> [TO DO]
Please output the items below as a numbered list, leaving out any blank lines.

########

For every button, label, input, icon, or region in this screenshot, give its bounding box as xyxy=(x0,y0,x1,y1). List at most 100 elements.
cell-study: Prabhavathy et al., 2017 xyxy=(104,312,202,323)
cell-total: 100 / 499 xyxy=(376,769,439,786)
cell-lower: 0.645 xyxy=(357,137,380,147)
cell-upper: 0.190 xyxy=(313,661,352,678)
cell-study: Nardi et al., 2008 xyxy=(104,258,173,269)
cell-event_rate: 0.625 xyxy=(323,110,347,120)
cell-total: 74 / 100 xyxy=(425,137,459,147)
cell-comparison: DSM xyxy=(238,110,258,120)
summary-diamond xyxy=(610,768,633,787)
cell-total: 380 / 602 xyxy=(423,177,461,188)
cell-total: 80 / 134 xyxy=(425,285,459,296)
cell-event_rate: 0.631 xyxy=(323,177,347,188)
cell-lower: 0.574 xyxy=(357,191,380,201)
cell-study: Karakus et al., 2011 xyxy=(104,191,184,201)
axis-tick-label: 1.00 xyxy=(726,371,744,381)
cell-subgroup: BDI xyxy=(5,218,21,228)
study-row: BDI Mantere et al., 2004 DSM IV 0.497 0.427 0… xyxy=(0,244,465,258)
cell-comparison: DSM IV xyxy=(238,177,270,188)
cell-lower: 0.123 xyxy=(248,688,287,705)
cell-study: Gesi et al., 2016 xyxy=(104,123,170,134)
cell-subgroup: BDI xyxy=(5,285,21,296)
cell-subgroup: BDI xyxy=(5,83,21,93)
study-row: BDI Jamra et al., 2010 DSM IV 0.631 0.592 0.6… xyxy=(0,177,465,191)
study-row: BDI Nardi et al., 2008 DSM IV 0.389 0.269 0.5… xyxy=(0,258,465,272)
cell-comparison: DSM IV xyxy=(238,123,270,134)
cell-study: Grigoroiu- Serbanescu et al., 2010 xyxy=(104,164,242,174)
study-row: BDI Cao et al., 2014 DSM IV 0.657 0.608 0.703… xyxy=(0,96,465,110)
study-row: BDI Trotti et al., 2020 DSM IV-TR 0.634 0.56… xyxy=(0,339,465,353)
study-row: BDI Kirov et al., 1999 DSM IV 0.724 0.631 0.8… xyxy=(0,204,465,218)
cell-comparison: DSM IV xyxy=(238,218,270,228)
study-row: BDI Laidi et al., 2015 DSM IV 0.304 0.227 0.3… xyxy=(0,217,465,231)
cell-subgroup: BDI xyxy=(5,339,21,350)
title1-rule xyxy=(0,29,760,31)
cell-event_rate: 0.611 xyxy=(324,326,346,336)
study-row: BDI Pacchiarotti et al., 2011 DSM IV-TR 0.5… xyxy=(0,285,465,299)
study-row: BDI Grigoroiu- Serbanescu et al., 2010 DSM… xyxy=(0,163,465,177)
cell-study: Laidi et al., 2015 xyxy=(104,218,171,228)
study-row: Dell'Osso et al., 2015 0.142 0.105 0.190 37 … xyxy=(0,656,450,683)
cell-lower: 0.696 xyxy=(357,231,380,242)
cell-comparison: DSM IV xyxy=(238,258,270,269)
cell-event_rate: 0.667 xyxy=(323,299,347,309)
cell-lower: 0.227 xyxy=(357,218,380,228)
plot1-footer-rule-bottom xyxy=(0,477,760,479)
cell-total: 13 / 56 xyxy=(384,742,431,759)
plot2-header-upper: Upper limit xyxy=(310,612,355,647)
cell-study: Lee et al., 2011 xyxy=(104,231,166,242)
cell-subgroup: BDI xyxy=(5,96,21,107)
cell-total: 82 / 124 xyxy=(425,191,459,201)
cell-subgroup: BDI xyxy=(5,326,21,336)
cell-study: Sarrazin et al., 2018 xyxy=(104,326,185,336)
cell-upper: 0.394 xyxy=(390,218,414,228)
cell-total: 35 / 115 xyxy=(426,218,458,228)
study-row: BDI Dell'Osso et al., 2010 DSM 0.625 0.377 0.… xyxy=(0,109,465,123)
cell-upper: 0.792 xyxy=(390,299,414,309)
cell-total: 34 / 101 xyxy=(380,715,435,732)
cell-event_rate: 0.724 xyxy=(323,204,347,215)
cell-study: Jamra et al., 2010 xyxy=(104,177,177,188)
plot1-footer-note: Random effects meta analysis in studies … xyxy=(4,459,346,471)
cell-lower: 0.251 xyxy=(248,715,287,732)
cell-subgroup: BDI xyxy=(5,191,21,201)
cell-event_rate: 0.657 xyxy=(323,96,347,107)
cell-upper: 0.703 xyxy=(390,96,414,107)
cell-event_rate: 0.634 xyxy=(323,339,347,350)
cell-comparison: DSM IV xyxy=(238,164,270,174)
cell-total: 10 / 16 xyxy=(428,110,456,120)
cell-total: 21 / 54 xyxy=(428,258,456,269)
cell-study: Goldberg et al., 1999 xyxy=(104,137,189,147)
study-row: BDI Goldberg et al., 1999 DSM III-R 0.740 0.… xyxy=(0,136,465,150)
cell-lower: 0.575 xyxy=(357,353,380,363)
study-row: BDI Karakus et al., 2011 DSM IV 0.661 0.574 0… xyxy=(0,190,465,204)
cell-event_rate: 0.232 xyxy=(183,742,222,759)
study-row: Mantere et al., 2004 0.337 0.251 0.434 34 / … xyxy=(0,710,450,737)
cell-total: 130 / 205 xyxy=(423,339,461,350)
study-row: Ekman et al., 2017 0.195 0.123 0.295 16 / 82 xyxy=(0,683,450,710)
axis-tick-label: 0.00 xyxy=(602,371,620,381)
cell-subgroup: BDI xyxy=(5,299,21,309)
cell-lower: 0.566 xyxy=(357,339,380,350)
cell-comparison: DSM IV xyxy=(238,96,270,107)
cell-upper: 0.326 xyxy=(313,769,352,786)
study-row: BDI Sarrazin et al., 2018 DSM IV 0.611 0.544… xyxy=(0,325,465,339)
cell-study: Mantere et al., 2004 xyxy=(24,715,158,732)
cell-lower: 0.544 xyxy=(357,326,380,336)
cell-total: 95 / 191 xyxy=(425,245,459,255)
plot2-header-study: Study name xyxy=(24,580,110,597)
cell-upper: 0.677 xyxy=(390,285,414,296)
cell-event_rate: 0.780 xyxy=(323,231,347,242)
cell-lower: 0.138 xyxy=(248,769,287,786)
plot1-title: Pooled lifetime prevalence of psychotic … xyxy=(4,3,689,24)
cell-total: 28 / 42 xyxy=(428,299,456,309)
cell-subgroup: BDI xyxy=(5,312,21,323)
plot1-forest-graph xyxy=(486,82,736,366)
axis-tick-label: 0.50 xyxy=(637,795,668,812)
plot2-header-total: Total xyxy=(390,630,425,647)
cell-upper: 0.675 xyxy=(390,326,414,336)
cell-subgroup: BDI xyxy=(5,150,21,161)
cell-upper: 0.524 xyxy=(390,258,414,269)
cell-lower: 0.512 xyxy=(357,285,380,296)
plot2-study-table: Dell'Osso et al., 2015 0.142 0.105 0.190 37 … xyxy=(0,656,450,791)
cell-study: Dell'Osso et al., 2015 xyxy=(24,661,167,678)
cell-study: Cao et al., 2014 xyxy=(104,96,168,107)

########

> [COMPLETE OUTPUT]
1. For every button, label, input, icon, or region in this screenshot, give its bounding box as xyxy=(x0,y0,x1,y1). List at most 100 elements.
2. cell-study: Prabhavathy et al., 2017 xyxy=(104,312,202,323)
3. cell-total: 100 / 499 xyxy=(376,769,439,786)
4. cell-lower: 0.645 xyxy=(357,137,380,147)
5. cell-upper: 0.190 xyxy=(313,661,352,678)
6. cell-study: Nardi et al., 2008 xyxy=(104,258,173,269)
7. cell-event_rate: 0.625 xyxy=(323,110,347,120)
8. cell-total: 74 / 100 xyxy=(425,137,459,147)
9. cell-comparison: DSM xyxy=(238,110,258,120)
10. summary-diamond xyxy=(610,768,633,787)
11. cell-total: 380 / 602 xyxy=(423,177,461,188)
12. cell-total: 80 / 134 xyxy=(425,285,459,296)
13. cell-event_rate: 0.631 xyxy=(323,177,347,188)
14. cell-lower: 0.574 xyxy=(357,191,380,201)
15. cell-study: Karakus et al., 2011 xyxy=(104,191,184,201)
16. axis-tick-label: 1.00 xyxy=(726,371,744,381)
17. cell-subgroup: BDI xyxy=(5,218,21,228)
18. study-row: BDI Mantere et al., 2004 DSM IV 0.497 0.427 0… xyxy=(0,244,465,258)
19. cell-comparison: DSM IV xyxy=(238,177,270,188)
20. cell-lower: 0.123 xyxy=(248,688,287,705)
21. cell-study: Gesi et al., 2016 xyxy=(104,123,170,134)
22. cell-subgroup: BDI xyxy=(5,285,21,296)
23. cell-subgroup: BDI xyxy=(5,83,21,93)
24. study-row: BDI Jamra et al., 2010 DSM IV 0.631 0.592 0.6… xyxy=(0,177,465,191)
25. study-row: BDI Nardi et al., 2008 DSM IV 0.389 0.269 0.5… xyxy=(0,258,465,272)
26. cell-comparison: DSM IV xyxy=(238,123,270,134)
27. cell-study: Grigoroiu- Serbanescu et al., 2010 xyxy=(104,164,242,174)
28. study-row: BDI Cao et al., 2014 DSM IV 0.657 0.608 0.703… xyxy=(0,96,465,110)
29. study-row: BDI Trotti et al., 2020 DSM IV-TR 0.634 0.56… xyxy=(0,339,465,353)
30. study-row: BDI Kirov et al., 1999 DSM IV 0.724 0.631 0.8… xyxy=(0,204,465,218)
31. cell-comparison: DSM IV xyxy=(238,218,270,228)
32. study-row: BDI Laidi et al., 2015 DSM IV 0.304 0.227 0.3… xyxy=(0,217,465,231)
33. cell-subgroup: BDI xyxy=(5,339,21,350)
34. title1-rule xyxy=(0,29,760,31)
35. cell-event_rate: 0.611 xyxy=(324,326,346,336)
36. study-row: BDI Pacchiarotti et al., 2011 DSM IV-TR 0.5… xyxy=(0,285,465,299)
37. study-row: BDI Grigoroiu- Serbanescu et al., 2010 DSM… xyxy=(0,163,465,177)
38. cell-study: Laidi et al., 2015 xyxy=(104,218,171,228)
39. study-row: Dell'Osso et al., 2015 0.142 0.105 0.190 37 … xyxy=(0,656,450,683)
40. cell-lower: 0.696 xyxy=(357,231,380,242)
41. cell-comparison: DSM IV xyxy=(238,258,270,269)
42. cell-event_rate: 0.667 xyxy=(323,299,347,309)
43. cell-lower: 0.227 xyxy=(357,218,380,228)
44. plot1-footer-rule-bottom xyxy=(0,477,760,479)
45. cell-total: 13 / 56 xyxy=(384,742,431,759)
46. plot2-header-upper: Upper limit xyxy=(310,612,355,647)
47. cell-study: Lee et al., 2011 xyxy=(104,231,166,242)
48. cell-subgroup: BDI xyxy=(5,96,21,107)
49. cell-total: 82 / 124 xyxy=(425,191,459,201)
50. cell-subgroup: BDI xyxy=(5,326,21,336)
51. cell-study: Sarrazin et al., 2018 xyxy=(104,326,185,336)
52. cell-upper: 0.394 xyxy=(390,218,414,228)
53. cell-total: 35 / 115 xyxy=(426,218,458,228)
54. study-row: BDI Dell'Osso et al., 2010 DSM 0.625 0.377 0.… xyxy=(0,109,465,123)
55. cell-upper: 0.792 xyxy=(390,299,414,309)
56. cell-total: 34 / 101 xyxy=(380,715,435,732)
57. cell-event_rate: 0.724 xyxy=(323,204,347,215)
58. cell-study: Jamra et al., 2010 xyxy=(104,177,177,188)
59. plot1-footer-note: Random effects meta analysis in studies … xyxy=(4,459,346,471)
60. cell-lower: 0.251 xyxy=(248,715,287,732)
61. cell-subgroup: BDI xyxy=(5,191,21,201)
62. cell-event_rate: 0.657 xyxy=(323,96,347,107)
63. cell-upper: 0.703 xyxy=(390,96,414,107)
64. cell-event_rate: 0.634 xyxy=(323,339,347,350)
65. cell-comparison: DSM IV xyxy=(238,164,270,174)
66. cell-total: 10 / 16 xyxy=(428,110,456,120)
67. cell-total: 21 / 54 xyxy=(428,258,456,269)
68. cell-study: Goldberg et al., 1999 xyxy=(104,137,189,147)
69. study-row: BDI Goldberg et al., 1999 DSM III-R 0.740 0.… xyxy=(0,136,465,150)
70. cell-lower: 0.575 xyxy=(357,353,380,363)
71. study-row: BDI Karakus et al., 2011 DSM IV 0.661 0.574 0… xyxy=(0,190,465,204)
72. cell-event_rate: 0.232 xyxy=(183,742,222,759)
73. study-row: Mantere et al., 2004 0.337 0.251 0.434 34 / … xyxy=(0,710,450,737)
74. cell-total: 130 / 205 xyxy=(423,339,461,350)
75. study-row: Ekman et al., 2017 0.195 0.123 0.295 16 / 82 xyxy=(0,683,450,710)
76. axis-tick-label: 0.00 xyxy=(602,371,620,381)
77. cell-subgroup: BDI xyxy=(5,299,21,309)
78. cell-lower: 0.566 xyxy=(357,339,380,350)
79. cell-comparison: DSM IV xyxy=(238,96,270,107)
80. cell-upper: 0.326 xyxy=(313,769,352,786)
81. study-row: BDI Sarrazin et al., 2018 DSM IV 0.611 0.544… xyxy=(0,325,465,339)
82. cell-study: Mantere et al., 2004 xyxy=(24,715,158,732)
83. cell-lower: 0.544 xyxy=(357,326,380,336)
84. cell-total: 95 / 191 xyxy=(425,245,459,255)
85. plot2-header-study: Study name xyxy=(24,580,110,597)
86. cell-upper: 0.677 xyxy=(390,285,414,296)
87. cell-event_rate: 0.780 xyxy=(323,231,347,242)
88. cell-lower: 0.138 xyxy=(248,769,287,786)
89. plot1-title: Pooled lifetime prevalence of psychotic … xyxy=(4,3,689,24)
90. cell-total: 28 / 42 xyxy=(428,299,456,309)
91. cell-subgroup: BDI xyxy=(5,312,21,323)
92. plot1-forest-graph xyxy=(486,82,736,366)
93. axis-tick-label: 0.50 xyxy=(637,795,668,812)
94. plot2-header-total: Total xyxy=(390,630,425,647)
95. cell-upper: 0.675 xyxy=(390,326,414,336)
96. cell-subgroup: BDI xyxy=(5,150,21,161)
97. cell-upper: 0.524 xyxy=(390,258,414,269)
98. cell-lower: 0.512 xyxy=(357,285,380,296)
99. plot2-study-table: Dell'Osso et al., 2015 0.142 0.105 0.190 37 … xyxy=(0,656,450,791)
100. cell-study: Dell'Osso et al., 2015 xyxy=(24,661,167,678)
101. cell-study: Cao et al., 2014 xyxy=(104,96,168,107)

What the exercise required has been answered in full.